# Excerpt provided:
X-System-Of-Record: true
Cc: hybi@ietf.org
Subject: Re: [hybi] Framing Take VI (a compromise proposal)
X-BeenThere: hybi@ietf.org
X-Mailman-Version: 2.1.9
Precedence: list
List-Id: Server-Initiated HTTP <hybi.ietf.org>
List-Unsubscribe: <https://www.ietf.org/mailman/listinfo/hybi>, <mailto:hybi-request@ietf.org?subject=unsubscribe>
List-Archive: <http://www.ietf.org/mail-archive/web/hybi>
List-Post: <mailto:hybi@ietf.org>
List-Help: <mailto:hybi-request@ietf.org?subject=help>
List-Subscribe: <https://www.ietf.org/mailman/listinfo/hybi>, <mailto:hybi-request@ietf.org?subject=subscribe>
X-List-Received-Date: Sat, 14 Aug 2010 02:47:47 -0000

On Fri, Aug 13, 2010 at 10:24 PM, Bjoern Hoehrmann <derhoermi@gmx.net>wrote:

> * Ian Fette wrote:
> >> -- having a single opcode to start a fragmented message and separate
> >opcodes to determine if it is a text or binary message means you can't
> start
> >to decode UTF8 text until you receive the entire message, which means you
> >add a buffering requirement of the undecoded message
>
> The formatting of your mail and its HTML attachment is somewhat broken
> so I am not sure what I am responding to here, but the observation seems
> incorrect; http://bjoern.hoehrmann.de/utf-8/decoder/dfa/ for instance
> makes it rather easy to decode the bytes as you receive them, so long as
> they are not delivered out of order.

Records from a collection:
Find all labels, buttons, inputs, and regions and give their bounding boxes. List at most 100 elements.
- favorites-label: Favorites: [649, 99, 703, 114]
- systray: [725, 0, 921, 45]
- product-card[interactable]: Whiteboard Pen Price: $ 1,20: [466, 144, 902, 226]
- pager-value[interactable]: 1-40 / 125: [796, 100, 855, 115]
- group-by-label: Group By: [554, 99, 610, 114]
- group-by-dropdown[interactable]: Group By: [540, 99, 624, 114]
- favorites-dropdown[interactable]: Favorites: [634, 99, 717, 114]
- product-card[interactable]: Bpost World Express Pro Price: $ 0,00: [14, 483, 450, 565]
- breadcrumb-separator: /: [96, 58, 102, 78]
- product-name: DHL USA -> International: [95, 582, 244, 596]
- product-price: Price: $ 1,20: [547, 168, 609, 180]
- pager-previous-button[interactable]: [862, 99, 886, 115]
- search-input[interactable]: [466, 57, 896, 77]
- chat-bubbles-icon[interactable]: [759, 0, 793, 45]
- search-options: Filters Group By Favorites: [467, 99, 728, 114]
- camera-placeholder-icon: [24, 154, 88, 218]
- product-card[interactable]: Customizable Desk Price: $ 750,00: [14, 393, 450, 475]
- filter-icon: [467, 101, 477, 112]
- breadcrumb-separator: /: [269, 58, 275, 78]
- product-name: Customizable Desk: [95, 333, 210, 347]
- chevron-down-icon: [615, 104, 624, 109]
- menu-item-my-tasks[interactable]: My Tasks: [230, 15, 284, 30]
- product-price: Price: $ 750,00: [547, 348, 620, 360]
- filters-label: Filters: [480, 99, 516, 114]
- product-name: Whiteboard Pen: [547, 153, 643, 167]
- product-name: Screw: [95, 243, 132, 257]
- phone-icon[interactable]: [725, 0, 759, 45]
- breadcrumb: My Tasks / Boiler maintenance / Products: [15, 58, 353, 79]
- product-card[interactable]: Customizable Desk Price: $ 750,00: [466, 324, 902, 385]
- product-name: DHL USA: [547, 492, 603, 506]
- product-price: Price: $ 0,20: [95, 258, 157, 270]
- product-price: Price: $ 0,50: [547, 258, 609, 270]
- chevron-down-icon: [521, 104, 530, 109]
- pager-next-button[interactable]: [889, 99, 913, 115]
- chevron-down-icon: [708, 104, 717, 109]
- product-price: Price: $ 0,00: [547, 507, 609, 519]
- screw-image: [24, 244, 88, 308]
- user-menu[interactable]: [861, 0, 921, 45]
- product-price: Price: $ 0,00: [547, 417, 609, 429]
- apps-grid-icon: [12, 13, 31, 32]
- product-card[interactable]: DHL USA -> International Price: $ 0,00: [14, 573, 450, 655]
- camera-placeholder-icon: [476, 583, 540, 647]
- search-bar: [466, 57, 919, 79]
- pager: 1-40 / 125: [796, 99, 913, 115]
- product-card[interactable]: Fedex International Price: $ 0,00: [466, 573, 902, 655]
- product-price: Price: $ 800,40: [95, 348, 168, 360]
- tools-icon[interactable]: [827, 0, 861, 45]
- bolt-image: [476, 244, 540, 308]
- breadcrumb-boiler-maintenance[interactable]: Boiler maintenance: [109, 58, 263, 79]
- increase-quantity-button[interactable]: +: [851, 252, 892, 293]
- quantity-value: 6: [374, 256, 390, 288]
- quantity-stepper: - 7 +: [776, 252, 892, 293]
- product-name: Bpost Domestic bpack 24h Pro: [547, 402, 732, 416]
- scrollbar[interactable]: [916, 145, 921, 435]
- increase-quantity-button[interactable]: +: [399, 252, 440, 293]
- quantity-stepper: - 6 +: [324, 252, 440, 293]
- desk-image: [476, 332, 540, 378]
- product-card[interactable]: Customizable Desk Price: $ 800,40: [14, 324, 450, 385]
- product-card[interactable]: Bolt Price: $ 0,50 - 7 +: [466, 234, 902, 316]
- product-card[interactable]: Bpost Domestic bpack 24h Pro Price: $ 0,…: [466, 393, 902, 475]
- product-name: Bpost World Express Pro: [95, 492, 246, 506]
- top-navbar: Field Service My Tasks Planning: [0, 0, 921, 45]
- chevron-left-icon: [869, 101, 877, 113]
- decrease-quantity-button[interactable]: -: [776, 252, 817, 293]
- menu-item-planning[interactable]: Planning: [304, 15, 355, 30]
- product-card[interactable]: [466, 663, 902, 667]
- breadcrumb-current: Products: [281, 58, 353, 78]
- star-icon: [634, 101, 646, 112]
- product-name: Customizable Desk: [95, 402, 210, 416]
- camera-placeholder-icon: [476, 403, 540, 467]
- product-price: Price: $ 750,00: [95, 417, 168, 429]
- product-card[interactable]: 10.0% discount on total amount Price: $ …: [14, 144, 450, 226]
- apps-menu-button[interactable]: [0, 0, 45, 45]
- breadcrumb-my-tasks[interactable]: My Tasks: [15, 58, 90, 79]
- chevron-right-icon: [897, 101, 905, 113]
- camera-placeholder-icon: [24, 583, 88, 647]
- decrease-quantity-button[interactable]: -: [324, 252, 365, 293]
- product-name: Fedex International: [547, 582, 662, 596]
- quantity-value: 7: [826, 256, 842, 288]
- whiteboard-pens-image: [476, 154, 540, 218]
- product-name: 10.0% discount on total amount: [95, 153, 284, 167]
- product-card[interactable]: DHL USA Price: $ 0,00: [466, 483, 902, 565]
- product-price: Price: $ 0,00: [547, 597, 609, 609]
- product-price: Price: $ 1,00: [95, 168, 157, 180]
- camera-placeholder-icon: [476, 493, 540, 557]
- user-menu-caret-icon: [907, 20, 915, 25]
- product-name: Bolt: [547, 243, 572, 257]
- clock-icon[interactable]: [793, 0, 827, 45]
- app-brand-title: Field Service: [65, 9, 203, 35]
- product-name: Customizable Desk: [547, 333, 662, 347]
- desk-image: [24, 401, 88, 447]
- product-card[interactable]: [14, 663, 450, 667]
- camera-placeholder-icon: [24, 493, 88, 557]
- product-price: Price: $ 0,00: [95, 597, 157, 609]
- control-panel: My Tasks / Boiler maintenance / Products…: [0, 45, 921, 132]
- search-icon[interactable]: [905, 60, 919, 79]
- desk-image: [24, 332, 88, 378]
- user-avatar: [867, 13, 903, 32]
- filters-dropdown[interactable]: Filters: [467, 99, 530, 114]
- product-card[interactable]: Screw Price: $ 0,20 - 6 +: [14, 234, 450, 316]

# Problem description:
Answer these questions about the mailing-list excerpt:
(a) What is the subject line of the message?
(b) Which Mailman version does the header list?
(c) According to Bjoern Hoehrmann, under what condition can the bytes be decoded as they are received?

# Expected answer:
(a) Re: [hybi] Framing Take VI (a compromise proposal)
(b) 2.1.9
(c) The bytes must not be delivered out of order.